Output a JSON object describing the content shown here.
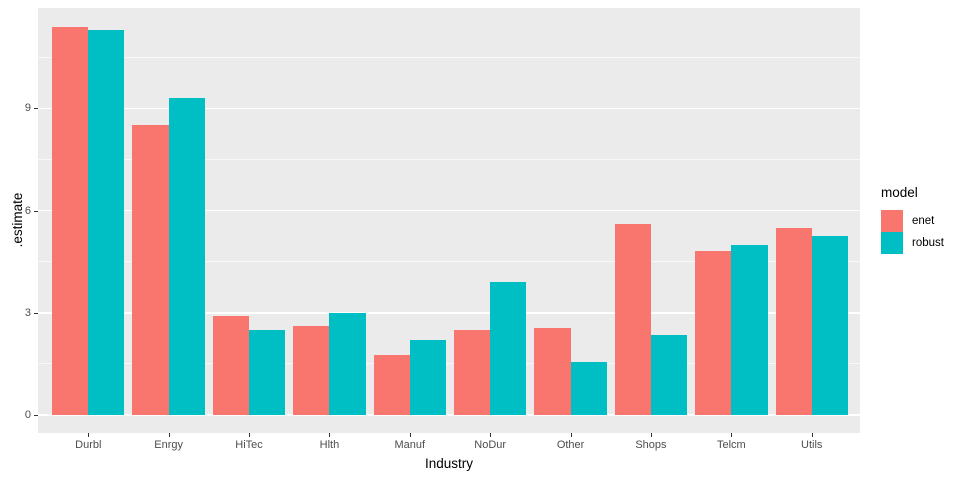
{
  "chart_data": {
    "type": "bar",
    "grouped": true,
    "title": "",
    "xlabel": "Industry",
    "ylabel": ".estimate",
    "categories": [
      "Durbl",
      "Enrgy",
      "HiTec",
      "Hlth",
      "Manuf",
      "NoDur",
      "Other",
      "Shops",
      "Telcm",
      "Utils"
    ],
    "series": [
      {
        "name": "enet",
        "color": "#F8766D",
        "values": [
          11.4,
          8.5,
          2.9,
          2.6,
          1.75,
          2.5,
          2.55,
          5.6,
          4.8,
          5.5
        ]
      },
      {
        "name": "robust",
        "color": "#00BFC4",
        "values": [
          11.3,
          9.3,
          2.5,
          3.0,
          2.2,
          3.9,
          1.55,
          2.35,
          5.0,
          5.25
        ]
      }
    ],
    "y_ticks": [
      0,
      3,
      6,
      9
    ],
    "y_minor_ticks": [
      1.5,
      4.5,
      7.5,
      10.5
    ],
    "ylim": [
      -0.55,
      11.95
    ],
    "grid": true,
    "legend_position": "right",
    "panel_bg": "#EBEBEB",
    "grid_color": "#FFFFFF",
    "tick_label_color": "#4D4D4D",
    "axis_title_color": "#000000"
  },
  "legend": {
    "title": "model",
    "entries": [
      {
        "label": "enet",
        "color": "#F8766D"
      },
      {
        "label": "robust",
        "color": "#00BFC4"
      }
    ]
  }
}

> _WHAT YOU WILL DO_: Your task is an exact transcription of all the data, minus the pictures.

> _WRITTEN REPLY_:
Output a JSON object describing the content shown here.
{
  "chart_data": {
    "type": "bar",
    "grouped": true,
    "title": "",
    "xlabel": "Industry",
    "ylabel": ".estimate",
    "categories": [
      "Durbl",
      "Enrgy",
      "HiTec",
      "Hlth",
      "Manuf",
      "NoDur",
      "Other",
      "Shops",
      "Telcm",
      "Utils"
    ],
    "series": [
      {
        "name": "enet",
        "color": "#F8766D",
        "values": [
          11.4,
          8.5,
          2.9,
          2.6,
          1.75,
          2.5,
          2.55,
          5.6,
          4.8,
          5.5
        ]
      },
      {
        "name": "robust",
        "color": "#00BFC4",
        "values": [
          11.3,
          9.3,
          2.5,
          3.0,
          2.2,
          3.9,
          1.55,
          2.35,
          5.0,
          5.25
        ]
      }
    ],
    "y_ticks": [
      0,
      3,
      6,
      9
    ],
    "y_minor_ticks": [
      1.5,
      4.5,
      7.5,
      10.5
    ],
    "ylim": [
      -0.55,
      11.95
    ],
    "grid": true,
    "legend_position": "right",
    "panel_bg": "#EBEBEB",
    "grid_color": "#FFFFFF",
    "tick_label_color": "#4D4D4D",
    "axis_title_color": "#000000"
  },
  "legend": {
    "title": "model",
    "entries": [
      {
        "label": "enet",
        "color": "#F8766D"
      },
      {
        "label": "robust",
        "color": "#00BFC4"
      }
    ]
  }
}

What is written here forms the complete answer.